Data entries
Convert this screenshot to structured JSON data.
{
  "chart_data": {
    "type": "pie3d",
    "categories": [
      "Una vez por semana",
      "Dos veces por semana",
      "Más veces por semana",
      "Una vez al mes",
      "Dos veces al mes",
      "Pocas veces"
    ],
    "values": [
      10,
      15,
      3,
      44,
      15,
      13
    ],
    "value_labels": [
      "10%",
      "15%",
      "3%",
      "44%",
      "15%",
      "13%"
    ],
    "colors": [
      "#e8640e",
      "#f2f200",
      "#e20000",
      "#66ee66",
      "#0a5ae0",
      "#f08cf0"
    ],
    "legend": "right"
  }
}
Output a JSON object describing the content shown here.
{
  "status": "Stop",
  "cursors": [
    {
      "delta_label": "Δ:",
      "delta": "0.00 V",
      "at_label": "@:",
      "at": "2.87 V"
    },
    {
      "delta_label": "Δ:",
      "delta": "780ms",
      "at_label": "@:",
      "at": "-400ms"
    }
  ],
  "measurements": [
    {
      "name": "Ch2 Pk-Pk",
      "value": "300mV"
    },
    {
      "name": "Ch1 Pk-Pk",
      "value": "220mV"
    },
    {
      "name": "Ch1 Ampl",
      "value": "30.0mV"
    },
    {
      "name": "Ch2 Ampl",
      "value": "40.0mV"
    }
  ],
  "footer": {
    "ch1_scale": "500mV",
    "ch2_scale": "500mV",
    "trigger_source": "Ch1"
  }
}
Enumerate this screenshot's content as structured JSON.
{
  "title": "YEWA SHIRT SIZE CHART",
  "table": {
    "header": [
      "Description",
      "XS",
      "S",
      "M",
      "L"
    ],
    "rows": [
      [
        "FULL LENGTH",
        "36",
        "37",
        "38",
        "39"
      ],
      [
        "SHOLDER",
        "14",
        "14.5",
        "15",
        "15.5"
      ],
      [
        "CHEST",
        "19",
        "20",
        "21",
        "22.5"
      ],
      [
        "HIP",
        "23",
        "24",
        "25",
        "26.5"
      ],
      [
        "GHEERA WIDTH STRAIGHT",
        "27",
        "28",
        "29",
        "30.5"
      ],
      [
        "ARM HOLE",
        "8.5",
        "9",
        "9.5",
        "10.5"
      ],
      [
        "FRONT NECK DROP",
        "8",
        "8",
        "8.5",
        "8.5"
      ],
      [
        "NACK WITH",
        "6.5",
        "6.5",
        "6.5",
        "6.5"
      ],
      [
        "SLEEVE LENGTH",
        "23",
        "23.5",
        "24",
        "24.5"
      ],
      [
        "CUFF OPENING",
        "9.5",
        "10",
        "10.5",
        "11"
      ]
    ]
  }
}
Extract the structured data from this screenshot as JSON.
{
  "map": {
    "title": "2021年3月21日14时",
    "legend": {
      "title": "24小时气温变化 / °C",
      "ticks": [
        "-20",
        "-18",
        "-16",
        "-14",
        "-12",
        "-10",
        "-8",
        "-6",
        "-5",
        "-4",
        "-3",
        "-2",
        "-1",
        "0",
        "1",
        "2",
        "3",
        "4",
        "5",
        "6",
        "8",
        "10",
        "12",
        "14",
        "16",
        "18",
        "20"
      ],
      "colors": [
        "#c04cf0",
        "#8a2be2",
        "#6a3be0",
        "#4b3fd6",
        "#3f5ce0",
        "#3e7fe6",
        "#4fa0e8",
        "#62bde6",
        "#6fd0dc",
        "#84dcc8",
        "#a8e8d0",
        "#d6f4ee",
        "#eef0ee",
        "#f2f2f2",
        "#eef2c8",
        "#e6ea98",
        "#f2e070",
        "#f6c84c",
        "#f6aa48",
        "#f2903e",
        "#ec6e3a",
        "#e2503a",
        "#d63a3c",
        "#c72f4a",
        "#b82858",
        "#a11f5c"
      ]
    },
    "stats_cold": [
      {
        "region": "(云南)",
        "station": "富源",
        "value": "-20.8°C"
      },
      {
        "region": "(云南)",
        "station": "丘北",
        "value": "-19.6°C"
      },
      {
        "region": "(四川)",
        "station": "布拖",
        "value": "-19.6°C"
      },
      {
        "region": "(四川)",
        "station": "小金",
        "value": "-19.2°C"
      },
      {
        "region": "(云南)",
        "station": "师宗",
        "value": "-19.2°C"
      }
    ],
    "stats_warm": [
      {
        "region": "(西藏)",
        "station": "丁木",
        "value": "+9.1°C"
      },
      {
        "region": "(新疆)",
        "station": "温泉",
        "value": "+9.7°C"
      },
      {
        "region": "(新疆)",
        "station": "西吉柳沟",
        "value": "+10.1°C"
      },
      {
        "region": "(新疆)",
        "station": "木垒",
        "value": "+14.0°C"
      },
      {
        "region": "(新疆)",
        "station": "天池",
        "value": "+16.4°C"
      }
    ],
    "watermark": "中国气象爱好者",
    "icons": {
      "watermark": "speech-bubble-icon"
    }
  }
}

__Exercise description__.
Select and copy every line from the records that includes the word "name".

__Result__.
      "name": "Ch2 Pk-Pk",
      "name": "Ch1 Pk-Pk",
      "name": "Ch1 Ampl",
      "name": "Ch2 Ampl",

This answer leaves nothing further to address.